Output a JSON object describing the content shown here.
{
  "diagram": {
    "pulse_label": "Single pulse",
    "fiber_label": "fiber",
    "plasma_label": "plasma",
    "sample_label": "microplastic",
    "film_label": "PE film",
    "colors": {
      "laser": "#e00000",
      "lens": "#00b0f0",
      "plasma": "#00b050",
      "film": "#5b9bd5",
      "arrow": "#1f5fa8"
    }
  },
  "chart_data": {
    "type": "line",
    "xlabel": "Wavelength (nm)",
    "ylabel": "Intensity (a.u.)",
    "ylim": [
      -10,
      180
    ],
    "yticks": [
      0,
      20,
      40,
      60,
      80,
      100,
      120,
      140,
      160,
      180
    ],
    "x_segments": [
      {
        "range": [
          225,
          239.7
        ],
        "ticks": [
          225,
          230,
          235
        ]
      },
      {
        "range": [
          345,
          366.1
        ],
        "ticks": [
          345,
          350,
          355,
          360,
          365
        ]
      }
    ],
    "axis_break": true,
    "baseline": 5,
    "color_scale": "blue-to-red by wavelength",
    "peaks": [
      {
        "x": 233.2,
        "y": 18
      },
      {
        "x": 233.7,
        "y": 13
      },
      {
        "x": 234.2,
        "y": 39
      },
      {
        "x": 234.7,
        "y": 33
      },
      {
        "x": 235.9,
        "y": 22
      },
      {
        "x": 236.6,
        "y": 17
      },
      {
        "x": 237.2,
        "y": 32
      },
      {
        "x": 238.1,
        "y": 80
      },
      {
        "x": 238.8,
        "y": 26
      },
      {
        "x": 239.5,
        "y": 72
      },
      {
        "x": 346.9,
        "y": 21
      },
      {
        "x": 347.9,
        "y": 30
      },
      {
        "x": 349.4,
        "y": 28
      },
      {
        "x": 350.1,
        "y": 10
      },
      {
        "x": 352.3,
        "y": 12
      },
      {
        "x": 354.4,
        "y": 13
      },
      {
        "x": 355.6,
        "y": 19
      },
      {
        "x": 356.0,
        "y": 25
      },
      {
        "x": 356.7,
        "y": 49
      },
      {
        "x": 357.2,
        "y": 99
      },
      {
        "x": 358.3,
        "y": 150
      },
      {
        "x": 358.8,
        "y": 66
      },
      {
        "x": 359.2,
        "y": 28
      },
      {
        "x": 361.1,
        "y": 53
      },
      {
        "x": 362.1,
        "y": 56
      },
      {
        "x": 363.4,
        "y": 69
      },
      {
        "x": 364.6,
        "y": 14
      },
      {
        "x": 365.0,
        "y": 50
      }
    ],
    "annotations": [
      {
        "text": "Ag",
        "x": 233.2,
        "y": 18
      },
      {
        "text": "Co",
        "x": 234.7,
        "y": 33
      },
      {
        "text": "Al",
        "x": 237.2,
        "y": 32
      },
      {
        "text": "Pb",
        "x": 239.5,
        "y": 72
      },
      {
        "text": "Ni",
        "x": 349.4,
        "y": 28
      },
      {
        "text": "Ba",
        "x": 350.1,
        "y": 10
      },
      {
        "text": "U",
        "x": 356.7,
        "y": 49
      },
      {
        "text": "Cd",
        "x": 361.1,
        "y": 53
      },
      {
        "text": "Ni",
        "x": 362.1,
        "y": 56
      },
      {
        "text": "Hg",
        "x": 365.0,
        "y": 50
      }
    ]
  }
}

Task details: Your task is to repeat the data exactly; please include every line.

In response:
Output a JSON object describing the content shown here.
{
  "diagram": {
    "pulse_label": "Single pulse",
    "fiber_label": "fiber",
    "plasma_label": "plasma",
    "sample_label": "microplastic",
    "film_label": "PE film",
    "colors": {
      "laser": "#e00000",
      "lens": "#00b0f0",
      "plasma": "#00b050",
      "film": "#5b9bd5",
      "arrow": "#1f5fa8"
    }
  },
  "chart_data": {
    "type": "line",
    "xlabel": "Wavelength (nm)",
    "ylabel": "Intensity (a.u.)",
    "ylim": [
      -10,
      180
    ],
    "yticks": [
      0,
      20,
      40,
      60,
      80,
      100,
      120,
      140,
      160,
      180
    ],
    "x_segments": [
      {
        "range": [
          225,
          239.7
        ],
        "ticks": [
          225,
          230,
          235
        ]
      },
      {
        "range": [
          345,
          366.1
        ],
        "ticks": [
          345,
          350,
          355,
          360,
          365
        ]
      }
    ],
    "axis_break": true,
    "baseline": 5,
    "color_scale": "blue-to-red by wavelength",
    "peaks": [
      {
        "x": 233.2,
        "y": 18
      },
      {
        "x": 233.7,
        "y": 13
      },
      {
        "x": 234.2,
        "y": 39
      },
      {
        "x": 234.7,
        "y": 33
      },
      {
        "x": 235.9,
        "y": 22
      },
      {
        "x": 236.6,
        "y": 17
      },
      {
        "x": 237.2,
        "y": 32
      },
      {
        "x": 238.1,
        "y": 80
      },
      {
        "x": 238.8,
        "y": 26
      },
      {
        "x": 239.5,
        "y": 72
      },
      {
        "x": 346.9,
        "y": 21
      },
      {
        "x": 347.9,
        "y": 30
      },
      {
        "x": 349.4,
        "y": 28
      },
      {
        "x": 350.1,
        "y": 10
      },
      {
        "x": 352.3,
        "y": 12
      },
      {
        "x": 354.4,
        "y": 13
      },
      {
        "x": 355.6,
        "y": 19
      },
      {
        "x": 356.0,
        "y": 25
      },
      {
        "x": 356.7,
        "y": 49
      },
      {
        "x": 357.2,
        "y": 99
      },
      {
        "x": 358.3,
        "y": 150
      },
      {
        "x": 358.8,
        "y": 66
      },
      {
        "x": 359.2,
        "y": 28
      },
      {
        "x": 361.1,
        "y": 53
      },
      {
        "x": 362.1,
        "y": 56
      },
      {
        "x": 363.4,
        "y": 69
      },
      {
        "x": 364.6,
        "y": 14
      },
      {
        "x": 365.0,
        "y": 50
      }
    ],
    "annotations": [
      {
        "text": "Ag",
        "x": 233.2,
        "y": 18
      },
      {
        "text": "Co",
        "x": 234.7,
        "y": 33
      },
      {
        "text": "Al",
        "x": 237.2,
        "y": 32
      },
      {
        "text": "Pb",
        "x": 239.5,
        "y": 72
      },
      {
        "text": "Ni",
        "x": 349.4,
        "y": 28
      },
      {
        "text": "Ba",
        "x": 350.1,
        "y": 10
      },
      {
        "text": "U",
        "x": 356.7,
        "y": 49
      },
      {
        "text": "Cd",
        "x": 361.1,
        "y": 53
      },
      {
        "text": "Ni",
        "x": 362.1,
        "y": 56
      },
      {
        "text": "Hg",
        "x": 365.0,
        "y": 50
      }
    ]
  }
}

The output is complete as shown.